:: Task statement ::
Below are some records; work out how many of their lines contain "Manage" and give the number only.

____

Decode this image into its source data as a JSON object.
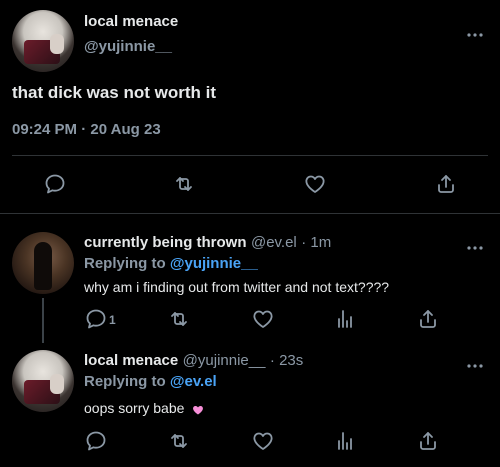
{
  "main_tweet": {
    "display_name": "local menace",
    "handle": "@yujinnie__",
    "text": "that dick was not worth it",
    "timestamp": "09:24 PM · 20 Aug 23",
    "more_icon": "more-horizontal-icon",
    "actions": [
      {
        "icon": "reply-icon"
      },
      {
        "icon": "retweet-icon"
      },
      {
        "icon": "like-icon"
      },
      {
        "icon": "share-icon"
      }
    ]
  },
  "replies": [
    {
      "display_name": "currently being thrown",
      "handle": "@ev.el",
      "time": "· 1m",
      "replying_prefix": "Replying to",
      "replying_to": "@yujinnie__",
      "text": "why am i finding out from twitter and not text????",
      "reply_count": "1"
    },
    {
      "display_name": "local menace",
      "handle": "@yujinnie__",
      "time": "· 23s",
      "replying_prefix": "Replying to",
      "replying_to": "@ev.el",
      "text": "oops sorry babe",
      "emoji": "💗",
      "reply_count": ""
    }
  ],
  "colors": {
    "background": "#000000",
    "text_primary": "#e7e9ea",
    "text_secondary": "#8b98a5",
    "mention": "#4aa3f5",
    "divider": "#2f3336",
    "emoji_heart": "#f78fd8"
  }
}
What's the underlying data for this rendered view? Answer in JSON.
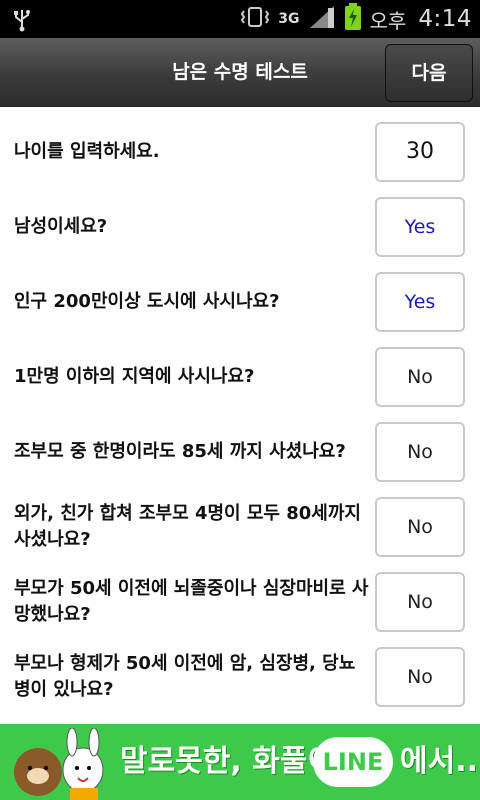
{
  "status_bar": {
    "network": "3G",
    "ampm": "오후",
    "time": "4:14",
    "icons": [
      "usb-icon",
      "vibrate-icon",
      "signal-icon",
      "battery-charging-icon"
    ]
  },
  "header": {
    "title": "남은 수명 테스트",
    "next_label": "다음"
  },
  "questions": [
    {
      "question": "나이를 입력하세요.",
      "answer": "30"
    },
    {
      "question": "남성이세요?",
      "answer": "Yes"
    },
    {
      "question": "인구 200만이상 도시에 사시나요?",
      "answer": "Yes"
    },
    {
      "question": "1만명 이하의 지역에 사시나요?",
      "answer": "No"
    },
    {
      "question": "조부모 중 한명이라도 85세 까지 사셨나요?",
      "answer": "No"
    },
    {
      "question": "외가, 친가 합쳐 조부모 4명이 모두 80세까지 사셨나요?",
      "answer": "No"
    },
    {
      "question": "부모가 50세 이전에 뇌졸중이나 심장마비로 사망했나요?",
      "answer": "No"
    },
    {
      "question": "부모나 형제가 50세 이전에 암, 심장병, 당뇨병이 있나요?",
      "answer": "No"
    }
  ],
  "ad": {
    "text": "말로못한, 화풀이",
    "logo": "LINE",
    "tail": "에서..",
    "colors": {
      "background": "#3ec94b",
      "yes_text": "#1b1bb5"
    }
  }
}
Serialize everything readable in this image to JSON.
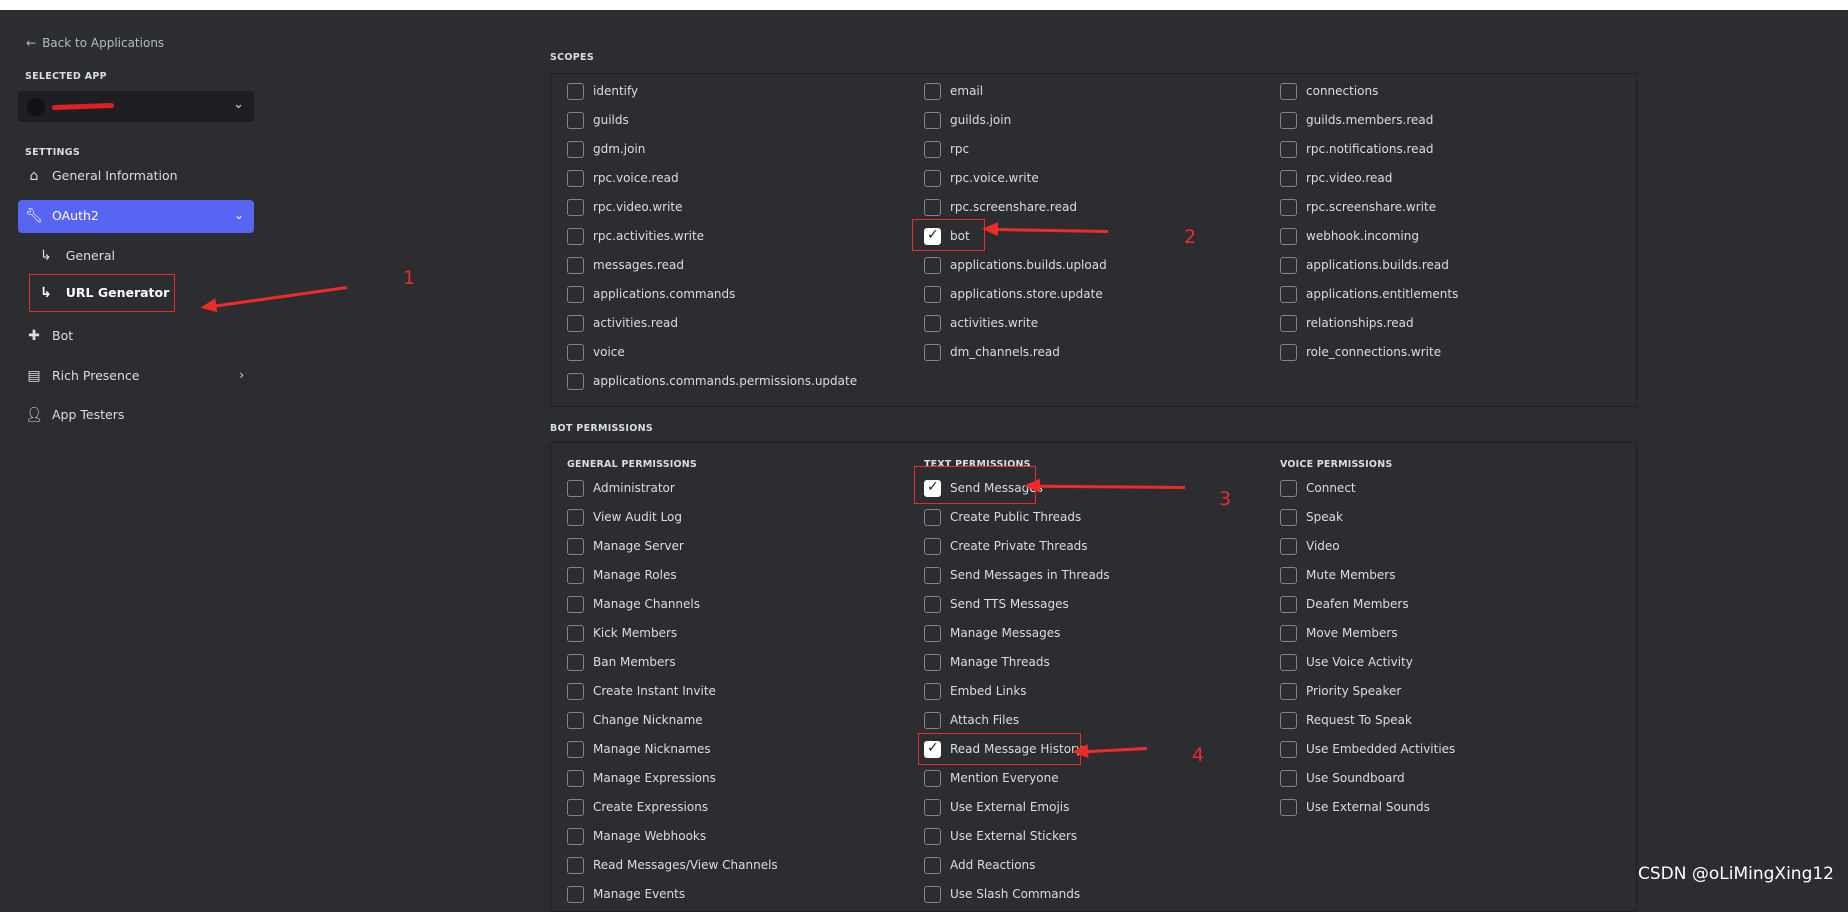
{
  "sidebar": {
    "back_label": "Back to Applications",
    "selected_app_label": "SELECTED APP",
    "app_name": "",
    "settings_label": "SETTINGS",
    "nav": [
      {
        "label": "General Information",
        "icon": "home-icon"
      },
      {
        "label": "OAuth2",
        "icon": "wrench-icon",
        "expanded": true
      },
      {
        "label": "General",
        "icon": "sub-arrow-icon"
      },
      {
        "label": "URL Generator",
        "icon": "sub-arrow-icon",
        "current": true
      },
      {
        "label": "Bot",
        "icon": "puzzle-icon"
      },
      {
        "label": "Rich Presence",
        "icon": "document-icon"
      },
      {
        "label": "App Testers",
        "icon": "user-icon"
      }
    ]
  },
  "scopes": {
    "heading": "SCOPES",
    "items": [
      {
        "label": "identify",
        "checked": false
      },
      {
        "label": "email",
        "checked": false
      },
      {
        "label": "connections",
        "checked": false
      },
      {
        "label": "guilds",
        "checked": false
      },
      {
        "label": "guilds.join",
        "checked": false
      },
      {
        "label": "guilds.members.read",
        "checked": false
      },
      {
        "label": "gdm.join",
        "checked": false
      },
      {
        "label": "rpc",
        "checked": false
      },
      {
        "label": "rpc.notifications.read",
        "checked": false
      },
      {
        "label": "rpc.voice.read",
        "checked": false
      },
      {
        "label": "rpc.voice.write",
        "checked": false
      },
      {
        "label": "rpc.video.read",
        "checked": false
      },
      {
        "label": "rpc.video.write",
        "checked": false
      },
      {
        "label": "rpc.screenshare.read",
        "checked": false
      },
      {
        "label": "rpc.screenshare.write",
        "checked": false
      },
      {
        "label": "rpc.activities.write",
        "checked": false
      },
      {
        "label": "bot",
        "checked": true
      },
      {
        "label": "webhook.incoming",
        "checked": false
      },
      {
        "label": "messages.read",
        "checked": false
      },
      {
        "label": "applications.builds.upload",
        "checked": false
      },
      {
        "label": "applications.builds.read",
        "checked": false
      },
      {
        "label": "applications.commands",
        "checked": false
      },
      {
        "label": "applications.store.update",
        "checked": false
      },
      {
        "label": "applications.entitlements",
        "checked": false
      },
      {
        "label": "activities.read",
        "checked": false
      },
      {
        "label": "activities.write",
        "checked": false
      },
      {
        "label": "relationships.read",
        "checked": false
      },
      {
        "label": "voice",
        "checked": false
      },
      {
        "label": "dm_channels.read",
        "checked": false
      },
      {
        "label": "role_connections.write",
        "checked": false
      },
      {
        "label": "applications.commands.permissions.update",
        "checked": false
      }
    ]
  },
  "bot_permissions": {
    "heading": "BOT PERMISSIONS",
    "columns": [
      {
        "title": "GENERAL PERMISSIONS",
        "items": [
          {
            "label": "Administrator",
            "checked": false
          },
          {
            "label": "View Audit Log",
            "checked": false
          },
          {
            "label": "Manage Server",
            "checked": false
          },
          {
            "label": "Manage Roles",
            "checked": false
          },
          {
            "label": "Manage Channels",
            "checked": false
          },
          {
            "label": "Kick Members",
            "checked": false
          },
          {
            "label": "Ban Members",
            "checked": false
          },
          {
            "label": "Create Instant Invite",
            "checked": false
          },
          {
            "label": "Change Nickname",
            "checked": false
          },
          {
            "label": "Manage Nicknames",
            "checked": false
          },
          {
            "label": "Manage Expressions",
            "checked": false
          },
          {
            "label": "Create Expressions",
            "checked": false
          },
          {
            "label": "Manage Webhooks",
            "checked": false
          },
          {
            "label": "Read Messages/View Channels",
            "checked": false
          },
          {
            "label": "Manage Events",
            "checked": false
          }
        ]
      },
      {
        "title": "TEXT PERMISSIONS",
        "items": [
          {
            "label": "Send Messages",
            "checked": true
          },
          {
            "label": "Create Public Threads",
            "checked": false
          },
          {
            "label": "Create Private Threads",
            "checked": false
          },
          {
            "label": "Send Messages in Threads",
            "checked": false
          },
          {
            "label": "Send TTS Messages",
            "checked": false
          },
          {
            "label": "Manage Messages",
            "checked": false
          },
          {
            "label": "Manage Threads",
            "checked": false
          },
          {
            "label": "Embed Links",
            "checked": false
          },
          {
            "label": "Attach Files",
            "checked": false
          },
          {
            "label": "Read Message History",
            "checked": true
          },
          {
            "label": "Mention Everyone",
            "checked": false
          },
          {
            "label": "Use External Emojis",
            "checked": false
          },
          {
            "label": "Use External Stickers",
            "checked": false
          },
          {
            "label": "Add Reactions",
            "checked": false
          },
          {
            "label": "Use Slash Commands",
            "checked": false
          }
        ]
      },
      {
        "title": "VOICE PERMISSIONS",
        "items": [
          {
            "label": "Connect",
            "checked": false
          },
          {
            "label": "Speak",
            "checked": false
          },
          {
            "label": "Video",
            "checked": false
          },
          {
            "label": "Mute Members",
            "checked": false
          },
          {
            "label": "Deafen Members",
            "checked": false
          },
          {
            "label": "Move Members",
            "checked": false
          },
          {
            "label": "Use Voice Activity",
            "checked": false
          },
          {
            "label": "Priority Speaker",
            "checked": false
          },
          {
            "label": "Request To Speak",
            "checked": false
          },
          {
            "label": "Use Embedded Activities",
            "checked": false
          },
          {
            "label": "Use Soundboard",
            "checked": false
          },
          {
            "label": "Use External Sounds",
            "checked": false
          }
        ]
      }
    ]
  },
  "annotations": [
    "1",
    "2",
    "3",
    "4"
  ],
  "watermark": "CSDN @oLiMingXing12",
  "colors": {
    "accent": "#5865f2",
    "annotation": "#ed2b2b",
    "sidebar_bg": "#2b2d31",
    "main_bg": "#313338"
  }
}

____

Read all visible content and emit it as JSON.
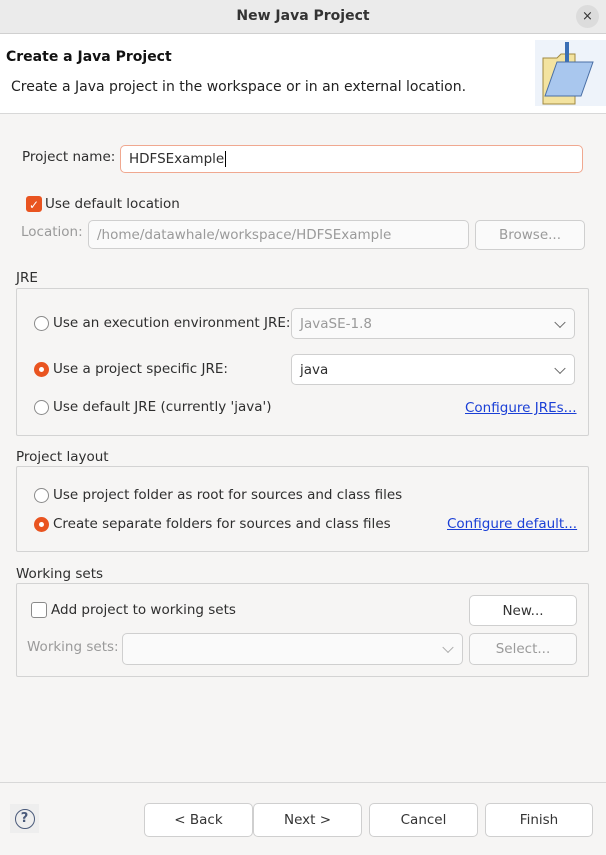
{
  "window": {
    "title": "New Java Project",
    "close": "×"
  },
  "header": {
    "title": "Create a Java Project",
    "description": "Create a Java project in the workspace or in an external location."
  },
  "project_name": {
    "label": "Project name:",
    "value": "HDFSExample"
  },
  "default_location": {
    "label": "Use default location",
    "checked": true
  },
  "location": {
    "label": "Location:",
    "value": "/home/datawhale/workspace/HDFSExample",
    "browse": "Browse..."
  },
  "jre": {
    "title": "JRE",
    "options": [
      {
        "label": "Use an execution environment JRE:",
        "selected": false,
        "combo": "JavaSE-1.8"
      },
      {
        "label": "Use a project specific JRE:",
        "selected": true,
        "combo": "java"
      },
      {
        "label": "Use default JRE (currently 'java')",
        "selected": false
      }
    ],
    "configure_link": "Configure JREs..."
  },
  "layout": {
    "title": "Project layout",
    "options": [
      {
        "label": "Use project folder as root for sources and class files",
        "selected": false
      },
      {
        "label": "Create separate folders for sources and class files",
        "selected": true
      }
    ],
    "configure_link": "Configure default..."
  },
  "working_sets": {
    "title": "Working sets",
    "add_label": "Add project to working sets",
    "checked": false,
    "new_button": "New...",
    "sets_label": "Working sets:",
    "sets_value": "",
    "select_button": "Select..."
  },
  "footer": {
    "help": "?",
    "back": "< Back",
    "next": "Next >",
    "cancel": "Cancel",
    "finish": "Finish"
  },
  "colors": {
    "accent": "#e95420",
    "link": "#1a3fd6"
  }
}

____

:: Exercise solution ::
9